● The exercise: In the entries below, find every line holding the string "name" and collect it.

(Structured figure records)
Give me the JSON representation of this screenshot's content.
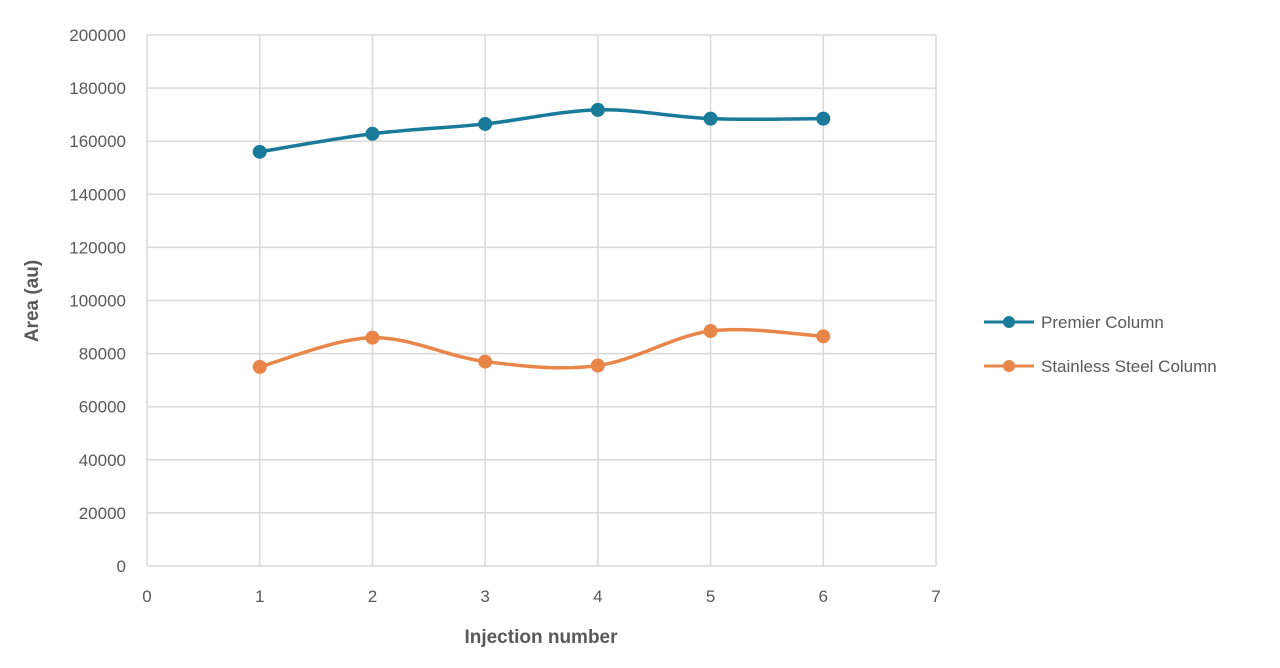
{
  "chart_data": {
    "type": "line",
    "title": "",
    "xlabel": "Injection number",
    "ylabel": "Area (au)",
    "xlim": [
      0,
      7
    ],
    "ylim": [
      0,
      200000
    ],
    "x_ticks": [
      "0",
      "1",
      "2",
      "3",
      "4",
      "5",
      "6",
      "7"
    ],
    "y_ticks": [
      "0",
      "20000",
      "40000",
      "60000",
      "80000",
      "100000",
      "120000",
      "140000",
      "160000",
      "180000",
      "200000"
    ],
    "grid": true,
    "smoothed": true,
    "legend_position": "right",
    "x": [
      1,
      2,
      3,
      4,
      5,
      6
    ],
    "series": [
      {
        "name": "Premier Column",
        "color": "#1a7a9a",
        "values": [
          156000,
          162800,
          166500,
          171800,
          168500,
          168500
        ]
      },
      {
        "name": "Stainless Steel Column",
        "color": "#e8864a",
        "values": [
          75000,
          86000,
          77000,
          75500,
          88500,
          86500
        ]
      }
    ]
  }
}
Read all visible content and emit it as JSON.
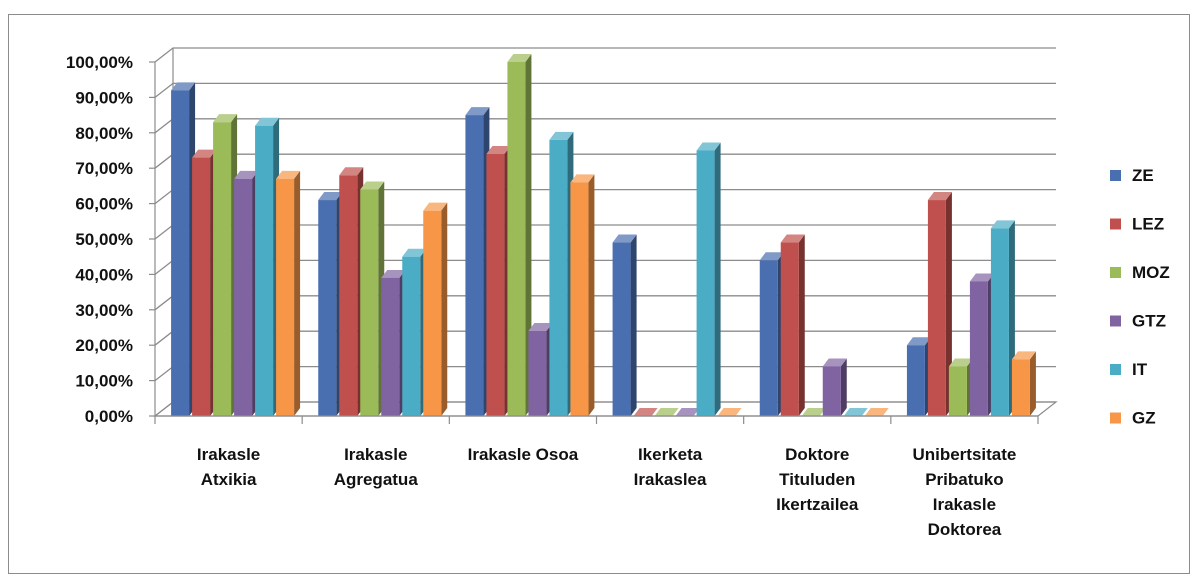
{
  "chart_data": {
    "type": "bar",
    "title": "",
    "xlabel": "",
    "ylabel": "",
    "ylim": [
      0,
      100
    ],
    "y_ticks": [
      "0,00%",
      "10,00%",
      "20,00%",
      "30,00%",
      "40,00%",
      "50,00%",
      "60,00%",
      "70,00%",
      "80,00%",
      "90,00%",
      "100,00%"
    ],
    "categories": [
      [
        "Irakasle",
        "Atxikia"
      ],
      [
        "Irakasle",
        "Agregatua"
      ],
      [
        "Irakasle Osoa"
      ],
      [
        "Ikerketa",
        "Irakaslea"
      ],
      [
        "Doktore",
        "Tituluden",
        "Ikertzailea"
      ],
      [
        "Unibertsitate",
        "Pribatuko",
        "Irakasle",
        "Doktorea"
      ]
    ],
    "series": [
      {
        "name": "ZE",
        "color": "#4a6fb0",
        "values": [
          92,
          61,
          85,
          49,
          44,
          20
        ]
      },
      {
        "name": "LEZ",
        "color": "#c0504d",
        "values": [
          73,
          68,
          74,
          0,
          49,
          61
        ]
      },
      {
        "name": "MOZ",
        "color": "#9bbb59",
        "values": [
          83,
          64,
          100,
          0,
          0,
          14
        ]
      },
      {
        "name": "GTZ",
        "color": "#8064a2",
        "values": [
          67,
          39,
          24,
          0,
          14,
          38
        ]
      },
      {
        "name": "IT",
        "color": "#4bacc6",
        "values": [
          82,
          45,
          78,
          75,
          0,
          53
        ]
      },
      {
        "name": "GZ",
        "color": "#f79646",
        "values": [
          67,
          58,
          66,
          0,
          0,
          16
        ]
      }
    ],
    "grid": true,
    "legend_position": "right",
    "projection": "3d-clustered"
  }
}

● The output:
        "name": "Premier Column",
        "name": "Stainless Steel Column",
        "name": "ZE",
        "name": "LEZ",
        "name": "MOZ",
        "name": "GTZ",
        "name": "IT",
        "name": "GZ",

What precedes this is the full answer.